◆ **AIM**:
Please express the lines from the one containing "What elements are" through the one containing "- slice-side-wall: [519, 192, 523, 243]", both included, as a JSON list of strings with one string per line, skipping blank lines and leaving out any pictures.

[Page element annotations]
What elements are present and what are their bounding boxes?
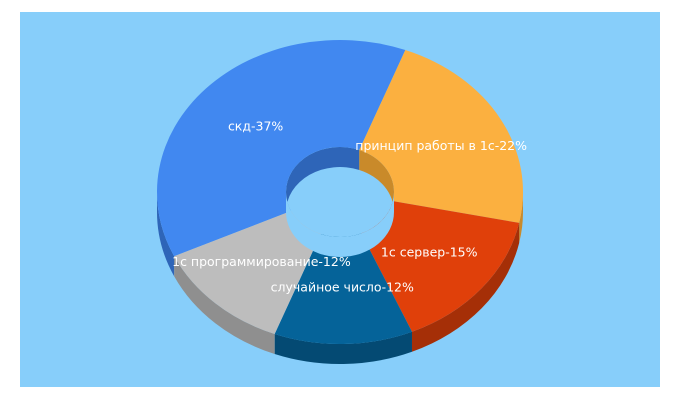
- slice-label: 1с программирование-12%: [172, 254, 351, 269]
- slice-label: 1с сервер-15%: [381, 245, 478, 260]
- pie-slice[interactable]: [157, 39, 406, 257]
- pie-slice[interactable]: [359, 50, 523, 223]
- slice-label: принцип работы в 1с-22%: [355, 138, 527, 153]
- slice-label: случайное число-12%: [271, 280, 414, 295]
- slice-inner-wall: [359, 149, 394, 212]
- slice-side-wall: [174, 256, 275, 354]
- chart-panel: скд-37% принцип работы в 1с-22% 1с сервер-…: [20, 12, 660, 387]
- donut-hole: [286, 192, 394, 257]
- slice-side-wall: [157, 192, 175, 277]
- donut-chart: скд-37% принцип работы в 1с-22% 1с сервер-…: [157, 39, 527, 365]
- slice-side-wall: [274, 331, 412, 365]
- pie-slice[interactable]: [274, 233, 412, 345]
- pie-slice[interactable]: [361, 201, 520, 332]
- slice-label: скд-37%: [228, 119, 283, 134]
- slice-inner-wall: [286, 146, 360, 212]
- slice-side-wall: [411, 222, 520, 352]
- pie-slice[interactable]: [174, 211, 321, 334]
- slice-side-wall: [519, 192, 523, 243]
==
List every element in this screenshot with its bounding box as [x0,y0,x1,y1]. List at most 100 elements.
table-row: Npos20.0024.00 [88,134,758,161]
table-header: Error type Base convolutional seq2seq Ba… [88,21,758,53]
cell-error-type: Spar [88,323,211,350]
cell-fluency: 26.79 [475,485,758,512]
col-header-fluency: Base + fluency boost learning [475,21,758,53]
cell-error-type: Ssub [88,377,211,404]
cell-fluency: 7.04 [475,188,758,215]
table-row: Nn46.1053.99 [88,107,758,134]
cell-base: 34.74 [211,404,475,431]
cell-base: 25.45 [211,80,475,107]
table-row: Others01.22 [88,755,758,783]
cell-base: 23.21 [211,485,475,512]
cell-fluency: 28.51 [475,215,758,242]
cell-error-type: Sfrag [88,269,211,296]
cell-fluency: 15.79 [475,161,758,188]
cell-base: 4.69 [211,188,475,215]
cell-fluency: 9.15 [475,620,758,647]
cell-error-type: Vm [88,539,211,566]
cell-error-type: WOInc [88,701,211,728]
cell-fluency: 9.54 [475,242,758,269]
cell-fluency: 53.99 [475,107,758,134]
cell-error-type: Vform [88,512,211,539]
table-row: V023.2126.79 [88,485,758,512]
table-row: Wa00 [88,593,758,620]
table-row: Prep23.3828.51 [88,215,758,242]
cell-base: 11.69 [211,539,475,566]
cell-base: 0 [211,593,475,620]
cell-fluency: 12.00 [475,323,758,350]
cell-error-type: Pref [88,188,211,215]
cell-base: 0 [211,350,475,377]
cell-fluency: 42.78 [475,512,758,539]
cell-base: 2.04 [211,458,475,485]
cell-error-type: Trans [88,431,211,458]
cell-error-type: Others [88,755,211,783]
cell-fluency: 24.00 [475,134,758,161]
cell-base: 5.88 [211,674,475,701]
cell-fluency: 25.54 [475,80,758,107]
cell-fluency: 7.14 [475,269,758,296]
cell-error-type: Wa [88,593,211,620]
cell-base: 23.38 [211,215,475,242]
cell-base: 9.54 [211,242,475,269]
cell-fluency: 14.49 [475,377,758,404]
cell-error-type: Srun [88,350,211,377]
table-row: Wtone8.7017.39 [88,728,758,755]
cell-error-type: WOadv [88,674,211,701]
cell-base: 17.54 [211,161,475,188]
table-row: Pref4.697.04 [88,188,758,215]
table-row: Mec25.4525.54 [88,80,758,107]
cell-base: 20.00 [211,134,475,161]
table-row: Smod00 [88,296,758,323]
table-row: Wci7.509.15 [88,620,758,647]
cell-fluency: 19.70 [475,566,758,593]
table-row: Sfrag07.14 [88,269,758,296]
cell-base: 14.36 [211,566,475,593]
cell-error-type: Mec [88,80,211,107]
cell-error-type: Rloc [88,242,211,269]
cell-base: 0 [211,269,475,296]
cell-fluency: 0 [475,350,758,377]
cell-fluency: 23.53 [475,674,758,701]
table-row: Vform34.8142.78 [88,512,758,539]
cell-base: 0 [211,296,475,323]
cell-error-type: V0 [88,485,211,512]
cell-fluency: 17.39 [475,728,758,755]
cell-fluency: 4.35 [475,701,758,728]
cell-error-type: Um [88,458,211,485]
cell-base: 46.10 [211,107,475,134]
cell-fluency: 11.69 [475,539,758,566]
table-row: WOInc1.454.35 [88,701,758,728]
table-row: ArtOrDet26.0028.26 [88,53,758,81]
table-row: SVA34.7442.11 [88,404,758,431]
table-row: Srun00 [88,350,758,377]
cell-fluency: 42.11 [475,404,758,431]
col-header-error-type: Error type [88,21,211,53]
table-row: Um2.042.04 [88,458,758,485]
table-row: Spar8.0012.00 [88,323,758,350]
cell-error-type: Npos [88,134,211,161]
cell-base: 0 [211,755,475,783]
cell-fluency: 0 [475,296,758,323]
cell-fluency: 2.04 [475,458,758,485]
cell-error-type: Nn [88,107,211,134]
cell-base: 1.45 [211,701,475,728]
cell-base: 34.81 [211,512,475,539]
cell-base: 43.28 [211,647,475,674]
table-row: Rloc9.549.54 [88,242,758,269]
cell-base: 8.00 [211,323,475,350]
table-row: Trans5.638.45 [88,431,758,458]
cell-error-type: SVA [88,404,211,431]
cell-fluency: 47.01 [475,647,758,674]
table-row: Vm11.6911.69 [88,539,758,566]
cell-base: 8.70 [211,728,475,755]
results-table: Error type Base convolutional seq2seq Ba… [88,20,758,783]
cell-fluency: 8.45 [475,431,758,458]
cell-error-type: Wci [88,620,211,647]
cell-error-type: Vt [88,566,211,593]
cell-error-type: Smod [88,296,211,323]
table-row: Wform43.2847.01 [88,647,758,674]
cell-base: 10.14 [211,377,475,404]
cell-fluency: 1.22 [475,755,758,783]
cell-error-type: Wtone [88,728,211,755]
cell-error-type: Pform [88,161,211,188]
==
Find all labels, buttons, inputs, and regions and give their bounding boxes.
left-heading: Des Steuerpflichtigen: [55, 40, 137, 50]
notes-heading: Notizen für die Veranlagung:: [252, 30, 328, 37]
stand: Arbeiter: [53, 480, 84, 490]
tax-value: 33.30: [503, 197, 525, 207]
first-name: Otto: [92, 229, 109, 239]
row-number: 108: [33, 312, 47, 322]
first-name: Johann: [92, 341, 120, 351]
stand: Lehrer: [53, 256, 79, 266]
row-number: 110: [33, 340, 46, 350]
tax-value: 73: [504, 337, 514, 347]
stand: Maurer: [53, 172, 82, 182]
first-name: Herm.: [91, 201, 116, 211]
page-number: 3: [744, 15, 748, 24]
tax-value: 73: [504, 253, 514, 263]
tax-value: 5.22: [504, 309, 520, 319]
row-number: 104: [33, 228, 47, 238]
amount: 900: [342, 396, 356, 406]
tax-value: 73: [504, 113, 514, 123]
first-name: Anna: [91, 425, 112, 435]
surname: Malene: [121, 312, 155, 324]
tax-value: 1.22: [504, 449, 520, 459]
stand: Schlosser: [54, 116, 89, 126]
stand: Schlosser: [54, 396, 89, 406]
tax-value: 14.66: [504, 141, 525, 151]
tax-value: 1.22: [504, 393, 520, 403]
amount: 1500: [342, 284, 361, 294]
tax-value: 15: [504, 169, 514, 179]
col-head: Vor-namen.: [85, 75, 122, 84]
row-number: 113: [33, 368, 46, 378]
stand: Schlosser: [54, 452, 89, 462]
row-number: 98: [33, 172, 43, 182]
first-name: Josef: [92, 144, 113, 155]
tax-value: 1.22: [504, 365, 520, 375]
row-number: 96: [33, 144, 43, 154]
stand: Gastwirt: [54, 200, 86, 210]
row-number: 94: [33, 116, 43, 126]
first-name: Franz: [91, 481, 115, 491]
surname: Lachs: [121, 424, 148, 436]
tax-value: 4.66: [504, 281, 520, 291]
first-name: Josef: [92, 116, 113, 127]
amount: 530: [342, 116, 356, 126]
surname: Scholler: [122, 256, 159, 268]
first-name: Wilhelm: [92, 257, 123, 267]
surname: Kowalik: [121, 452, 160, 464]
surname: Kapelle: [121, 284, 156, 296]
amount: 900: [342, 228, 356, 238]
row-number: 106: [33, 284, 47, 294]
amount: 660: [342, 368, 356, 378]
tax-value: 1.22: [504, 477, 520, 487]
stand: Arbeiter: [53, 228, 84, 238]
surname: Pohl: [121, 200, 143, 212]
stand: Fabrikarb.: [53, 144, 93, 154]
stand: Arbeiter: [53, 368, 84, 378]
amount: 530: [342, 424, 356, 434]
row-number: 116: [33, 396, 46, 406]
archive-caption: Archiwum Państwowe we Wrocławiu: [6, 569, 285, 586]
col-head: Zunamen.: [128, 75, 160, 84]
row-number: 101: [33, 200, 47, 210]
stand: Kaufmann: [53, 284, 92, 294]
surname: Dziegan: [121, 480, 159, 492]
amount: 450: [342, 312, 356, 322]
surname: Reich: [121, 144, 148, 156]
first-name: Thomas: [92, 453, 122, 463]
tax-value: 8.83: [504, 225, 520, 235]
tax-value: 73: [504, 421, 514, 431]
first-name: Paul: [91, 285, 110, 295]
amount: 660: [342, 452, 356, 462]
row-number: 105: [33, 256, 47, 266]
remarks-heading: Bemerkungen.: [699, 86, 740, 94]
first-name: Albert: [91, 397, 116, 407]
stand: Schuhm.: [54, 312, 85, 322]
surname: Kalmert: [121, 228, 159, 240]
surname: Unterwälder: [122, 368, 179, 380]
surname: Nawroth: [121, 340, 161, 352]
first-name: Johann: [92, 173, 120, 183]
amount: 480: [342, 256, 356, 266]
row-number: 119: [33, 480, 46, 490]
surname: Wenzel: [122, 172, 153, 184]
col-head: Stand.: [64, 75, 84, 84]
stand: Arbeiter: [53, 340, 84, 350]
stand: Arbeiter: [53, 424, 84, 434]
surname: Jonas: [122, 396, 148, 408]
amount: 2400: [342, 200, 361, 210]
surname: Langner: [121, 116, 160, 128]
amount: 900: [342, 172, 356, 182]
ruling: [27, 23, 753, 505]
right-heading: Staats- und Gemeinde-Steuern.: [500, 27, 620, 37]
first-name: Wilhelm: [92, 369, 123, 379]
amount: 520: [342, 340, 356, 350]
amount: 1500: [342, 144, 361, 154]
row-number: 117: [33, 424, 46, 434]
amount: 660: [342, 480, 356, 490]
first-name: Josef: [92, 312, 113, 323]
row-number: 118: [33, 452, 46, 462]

◆ **FINISHED TASK**:
[
  "What elements are present and what are their bounding boxes?",
  "- slice-label: 1с программирование-12%: [172, 254, 351, 269]",
  "- slice-label: 1с сервер-15%: [381, 245, 478, 260]",
  "- pie-slice[interactable]: [157, 39, 406, 257]",
  "- pie-slice[interactable]: [359, 50, 523, 223]",
  "- slice-label: принцип работы в 1с-22%: [355, 138, 527, 153]",
  "- slice-label: случайное число-12%: [271, 280, 414, 295]",
  "- slice-inner-wall: [359, 149, 394, 212]",
  "- slice-side-wall: [174, 256, 275, 354]",
  "- chart-panel: скд-37% принцип работы в 1с-22% 1с сервер-…: [20, 12, 660, 387]",
  "- donut-hole: [286, 192, 394, 257]",
  "- slice-side-wall: [157, 192, 175, 277]",
  "- donut-chart: скд-37% принцип работы в 1с-22% 1с сервер-…: [157, 39, 527, 365]",
  "- slice-side-wall: [274, 331, 412, 365]",
  "- pie-slice[interactable]: [274, 233, 412, 345]",
  "- pie-slice[interactable]: [361, 201, 520, 332]",
  "- slice-label: скд-37%: [228, 119, 283, 134]",
  "- slice-inner-wall: [286, 146, 360, 212]",
  "- slice-side-wall: [411, 222, 520, 352]",
  "- pie-slice[interactable]: [174, 211, 321, 334]",
  "- slice-side-wall: [519, 192, 523, 243]"
]